● **DIRECTIVE**: Can you quote the records below in full, word for word?

● **ROWS**:
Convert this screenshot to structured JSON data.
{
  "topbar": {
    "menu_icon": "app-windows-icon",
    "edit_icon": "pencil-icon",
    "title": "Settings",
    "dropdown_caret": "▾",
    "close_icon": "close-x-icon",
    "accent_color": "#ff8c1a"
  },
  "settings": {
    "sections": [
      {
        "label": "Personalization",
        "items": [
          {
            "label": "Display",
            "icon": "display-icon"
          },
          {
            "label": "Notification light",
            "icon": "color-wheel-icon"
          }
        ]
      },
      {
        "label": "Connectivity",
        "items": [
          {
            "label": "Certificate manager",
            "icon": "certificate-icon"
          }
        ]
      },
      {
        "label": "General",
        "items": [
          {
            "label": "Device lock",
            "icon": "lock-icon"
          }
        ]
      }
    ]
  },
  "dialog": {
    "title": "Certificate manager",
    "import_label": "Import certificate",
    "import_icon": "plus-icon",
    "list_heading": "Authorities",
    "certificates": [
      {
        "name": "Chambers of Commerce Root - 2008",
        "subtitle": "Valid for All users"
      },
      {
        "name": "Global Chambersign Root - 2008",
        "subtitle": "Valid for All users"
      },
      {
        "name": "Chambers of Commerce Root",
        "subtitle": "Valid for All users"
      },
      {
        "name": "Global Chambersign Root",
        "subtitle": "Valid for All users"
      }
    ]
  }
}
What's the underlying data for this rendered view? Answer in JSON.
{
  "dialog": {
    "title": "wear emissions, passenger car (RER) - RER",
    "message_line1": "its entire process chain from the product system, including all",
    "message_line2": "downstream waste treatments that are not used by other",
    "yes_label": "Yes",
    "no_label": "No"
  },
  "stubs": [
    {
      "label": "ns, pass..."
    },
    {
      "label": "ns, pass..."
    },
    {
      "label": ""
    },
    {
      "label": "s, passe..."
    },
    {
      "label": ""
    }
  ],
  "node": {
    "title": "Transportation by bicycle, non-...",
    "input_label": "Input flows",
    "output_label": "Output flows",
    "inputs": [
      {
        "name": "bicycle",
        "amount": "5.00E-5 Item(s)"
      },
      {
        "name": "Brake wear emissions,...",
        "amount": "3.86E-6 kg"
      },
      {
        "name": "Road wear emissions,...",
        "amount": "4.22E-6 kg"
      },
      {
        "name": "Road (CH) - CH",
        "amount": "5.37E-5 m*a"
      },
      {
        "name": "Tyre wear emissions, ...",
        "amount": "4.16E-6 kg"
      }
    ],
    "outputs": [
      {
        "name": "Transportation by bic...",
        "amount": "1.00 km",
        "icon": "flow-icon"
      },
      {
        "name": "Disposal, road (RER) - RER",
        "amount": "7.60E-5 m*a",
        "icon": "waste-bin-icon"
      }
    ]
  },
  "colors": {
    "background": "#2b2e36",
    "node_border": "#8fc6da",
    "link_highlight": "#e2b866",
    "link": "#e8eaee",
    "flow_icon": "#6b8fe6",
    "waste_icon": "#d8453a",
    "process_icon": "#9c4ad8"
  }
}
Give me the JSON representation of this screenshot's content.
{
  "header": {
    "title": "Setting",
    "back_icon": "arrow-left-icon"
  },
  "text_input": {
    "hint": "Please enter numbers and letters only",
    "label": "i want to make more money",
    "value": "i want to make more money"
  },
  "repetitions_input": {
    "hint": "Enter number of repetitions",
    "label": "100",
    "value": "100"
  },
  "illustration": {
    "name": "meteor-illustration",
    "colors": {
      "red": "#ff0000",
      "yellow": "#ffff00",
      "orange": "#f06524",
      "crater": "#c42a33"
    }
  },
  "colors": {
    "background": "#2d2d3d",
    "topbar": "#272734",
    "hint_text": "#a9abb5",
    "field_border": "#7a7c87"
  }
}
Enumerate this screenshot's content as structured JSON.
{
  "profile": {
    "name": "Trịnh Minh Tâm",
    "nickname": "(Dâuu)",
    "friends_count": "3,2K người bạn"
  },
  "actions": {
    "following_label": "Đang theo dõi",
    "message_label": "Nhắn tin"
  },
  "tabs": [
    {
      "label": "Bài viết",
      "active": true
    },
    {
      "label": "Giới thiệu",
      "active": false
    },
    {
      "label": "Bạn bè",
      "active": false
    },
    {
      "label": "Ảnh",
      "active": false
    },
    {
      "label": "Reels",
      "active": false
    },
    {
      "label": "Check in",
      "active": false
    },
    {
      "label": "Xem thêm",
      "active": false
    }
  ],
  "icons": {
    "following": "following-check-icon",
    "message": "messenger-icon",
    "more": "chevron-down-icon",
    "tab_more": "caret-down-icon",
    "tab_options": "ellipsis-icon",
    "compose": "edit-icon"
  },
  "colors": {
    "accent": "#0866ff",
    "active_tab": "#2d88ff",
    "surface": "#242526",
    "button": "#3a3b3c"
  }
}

● **SOLUTION FOR THIS PROBLEM**:
Convert this screenshot to structured JSON data.
{
  "topbar": {
    "menu_icon": "app-windows-icon",
    "edit_icon": "pencil-icon",
    "title": "Settings",
    "dropdown_caret": "▾",
    "close_icon": "close-x-icon",
    "accent_color": "#ff8c1a"
  },
  "settings": {
    "sections": [
      {
        "label": "Personalization",
        "items": [
          {
            "label": "Display",
            "icon": "display-icon"
          },
          {
            "label": "Notification light",
            "icon": "color-wheel-icon"
          }
        ]
      },
      {
        "label": "Connectivity",
        "items": [
          {
            "label": "Certificate manager",
            "icon": "certificate-icon"
          }
        ]
      },
      {
        "label": "General",
        "items": [
          {
            "label": "Device lock",
            "icon": "lock-icon"
          }
        ]
      }
    ]
  },
  "dialog": {
    "title": "Certificate manager",
    "import_label": "Import certificate",
    "import_icon": "plus-icon",
    "list_heading": "Authorities",
    "certificates": [
      {
        "name": "Chambers of Commerce Root - 2008",
        "subtitle": "Valid for All users"
      },
      {
        "name": "Global Chambersign Root - 2008",
        "subtitle": "Valid for All users"
      },
      {
        "name": "Chambers of Commerce Root",
        "subtitle": "Valid for All users"
      },
      {
        "name": "Global Chambersign Root",
        "subtitle": "Valid for All users"
      }
    ]
  }
}
What's the underlying data for this rendered view? Answer in JSON.
{
  "dialog": {
    "title": "wear emissions, passenger car (RER) - RER",
    "message_line1": "its entire process chain from the product system, including all",
    "message_line2": "downstream waste treatments that are not used by other",
    "yes_label": "Yes",
    "no_label": "No"
  },
  "stubs": [
    {
      "label": "ns, pass..."
    },
    {
      "label": "ns, pass..."
    },
    {
      "label": ""
    },
    {
      "label": "s, passe..."
    },
    {
      "label": ""
    }
  ],
  "node": {
    "title": "Transportation by bicycle, non-...",
    "input_label": "Input flows",
    "output_label": "Output flows",
    "inputs": [
      {
        "name": "bicycle",
        "amount": "5.00E-5 Item(s)"
      },
      {
        "name": "Brake wear emissions,...",
        "amount": "3.86E-6 kg"
      },
      {
        "name": "Road wear emissions,...",
        "amount": "4.22E-6 kg"
      },
      {
        "name": "Road (CH) - CH",
        "amount": "5.37E-5 m*a"
      },
      {
        "name": "Tyre wear emissions, ...",
        "amount": "4.16E-6 kg"
      }
    ],
    "outputs": [
      {
        "name": "Transportation by bic...",
        "amount": "1.00 km",
        "icon": "flow-icon"
      },
      {
        "name": "Disposal, road (RER) - RER",
        "amount": "7.60E-5 m*a",
        "icon": "waste-bin-icon"
      }
    ]
  },
  "colors": {
    "background": "#2b2e36",
    "node_border": "#8fc6da",
    "link_highlight": "#e2b866",
    "link": "#e8eaee",
    "flow_icon": "#6b8fe6",
    "waste_icon": "#d8453a",
    "process_icon": "#9c4ad8"
  }
}
Give me the JSON representation of this screenshot's content.
{
  "header": {
    "title": "Setting",
    "back_icon": "arrow-left-icon"
  },
  "text_input": {
    "hint": "Please enter numbers and letters only",
    "label": "i want to make more money",
    "value": "i want to make more money"
  },
  "repetitions_input": {
    "hint": "Enter number of repetitions",
    "label": "100",
    "value": "100"
  },
  "illustration": {
    "name": "meteor-illustration",
    "colors": {
      "red": "#ff0000",
      "yellow": "#ffff00",
      "orange": "#f06524",
      "crater": "#c42a33"
    }
  },
  "colors": {
    "background": "#2d2d3d",
    "topbar": "#272734",
    "hint_text": "#a9abb5",
    "field_border": "#7a7c87"
  }
}
Enumerate this screenshot's content as structured JSON.
{
  "profile": {
    "name": "Trịnh Minh Tâm",
    "nickname": "(Dâuu)",
    "friends_count": "3,2K người bạn"
  },
  "actions": {
    "following_label": "Đang theo dõi",
    "message_label": "Nhắn tin"
  },
  "tabs": [
    {
      "label": "Bài viết",
      "active": true
    },
    {
      "label": "Giới thiệu",
      "active": false
    },
    {
      "label": "Bạn bè",
      "active": false
    },
    {
      "label": "Ảnh",
      "active": false
    },
    {
      "label": "Reels",
      "active": false
    },
    {
      "label": "Check in",
      "active": false
    },
    {
      "label": "Xem thêm",
      "active": false
    }
  ],
  "icons": {
    "following": "following-check-icon",
    "message": "messenger-icon",
    "more": "chevron-down-icon",
    "tab_more": "caret-down-icon",
    "tab_options": "ellipsis-icon",
    "compose": "edit-icon"
  },
  "colors": {
    "accent": "#0866ff",
    "active_tab": "#2d88ff",
    "surface": "#242526",
    "button": "#3a3b3c"
  }
}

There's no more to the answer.